Begin with the line that contains "Convert this screenshot" and transcribe each line after it, up to and including the last line of the listing below.

Exercise inputs =
⁂

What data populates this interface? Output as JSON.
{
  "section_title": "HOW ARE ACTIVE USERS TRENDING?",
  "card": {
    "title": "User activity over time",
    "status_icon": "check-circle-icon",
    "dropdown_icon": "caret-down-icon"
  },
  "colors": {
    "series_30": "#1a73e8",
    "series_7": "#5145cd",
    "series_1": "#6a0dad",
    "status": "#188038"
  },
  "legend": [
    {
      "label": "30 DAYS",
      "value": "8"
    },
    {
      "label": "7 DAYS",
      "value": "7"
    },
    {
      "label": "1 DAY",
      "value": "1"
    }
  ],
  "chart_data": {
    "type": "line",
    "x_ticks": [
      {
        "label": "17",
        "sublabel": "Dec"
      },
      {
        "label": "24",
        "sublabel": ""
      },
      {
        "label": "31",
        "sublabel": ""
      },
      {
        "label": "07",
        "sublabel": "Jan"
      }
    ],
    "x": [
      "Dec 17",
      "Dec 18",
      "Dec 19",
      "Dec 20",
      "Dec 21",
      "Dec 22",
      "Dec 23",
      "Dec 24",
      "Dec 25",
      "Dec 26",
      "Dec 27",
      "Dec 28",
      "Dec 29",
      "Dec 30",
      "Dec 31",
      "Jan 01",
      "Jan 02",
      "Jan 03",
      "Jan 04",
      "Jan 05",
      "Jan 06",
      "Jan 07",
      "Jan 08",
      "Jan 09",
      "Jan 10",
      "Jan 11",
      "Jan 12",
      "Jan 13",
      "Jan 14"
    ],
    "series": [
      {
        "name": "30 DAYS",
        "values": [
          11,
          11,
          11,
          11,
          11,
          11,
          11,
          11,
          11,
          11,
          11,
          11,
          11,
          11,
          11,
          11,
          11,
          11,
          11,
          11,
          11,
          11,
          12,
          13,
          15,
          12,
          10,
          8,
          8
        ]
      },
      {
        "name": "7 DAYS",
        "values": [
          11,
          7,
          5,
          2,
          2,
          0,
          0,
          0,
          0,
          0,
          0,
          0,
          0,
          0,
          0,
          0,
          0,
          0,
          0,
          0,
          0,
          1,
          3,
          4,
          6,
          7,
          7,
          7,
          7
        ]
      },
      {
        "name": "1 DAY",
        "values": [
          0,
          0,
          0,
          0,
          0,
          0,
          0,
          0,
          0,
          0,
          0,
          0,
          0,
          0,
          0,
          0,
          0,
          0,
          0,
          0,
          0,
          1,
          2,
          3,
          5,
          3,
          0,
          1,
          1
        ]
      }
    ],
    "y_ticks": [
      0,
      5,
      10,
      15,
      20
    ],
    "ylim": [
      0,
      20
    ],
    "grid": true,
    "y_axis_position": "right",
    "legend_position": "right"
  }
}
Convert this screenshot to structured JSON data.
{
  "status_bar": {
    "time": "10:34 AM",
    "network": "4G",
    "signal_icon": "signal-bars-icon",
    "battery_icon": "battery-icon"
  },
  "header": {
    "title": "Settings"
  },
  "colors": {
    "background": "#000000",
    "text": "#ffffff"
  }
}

⁂

Solution below =
Convert this screenshot to structured JSON data.
{
  "status_bar": {
    "time": "10:34 AM",
    "network": "4G",
    "signal_icon": "signal-bars-icon",
    "battery_icon": "battery-icon"
  },
  "header": {
    "title": "Settings"
  },
  "colors": {
    "background": "#000000",
    "text": "#ffffff"
  }
}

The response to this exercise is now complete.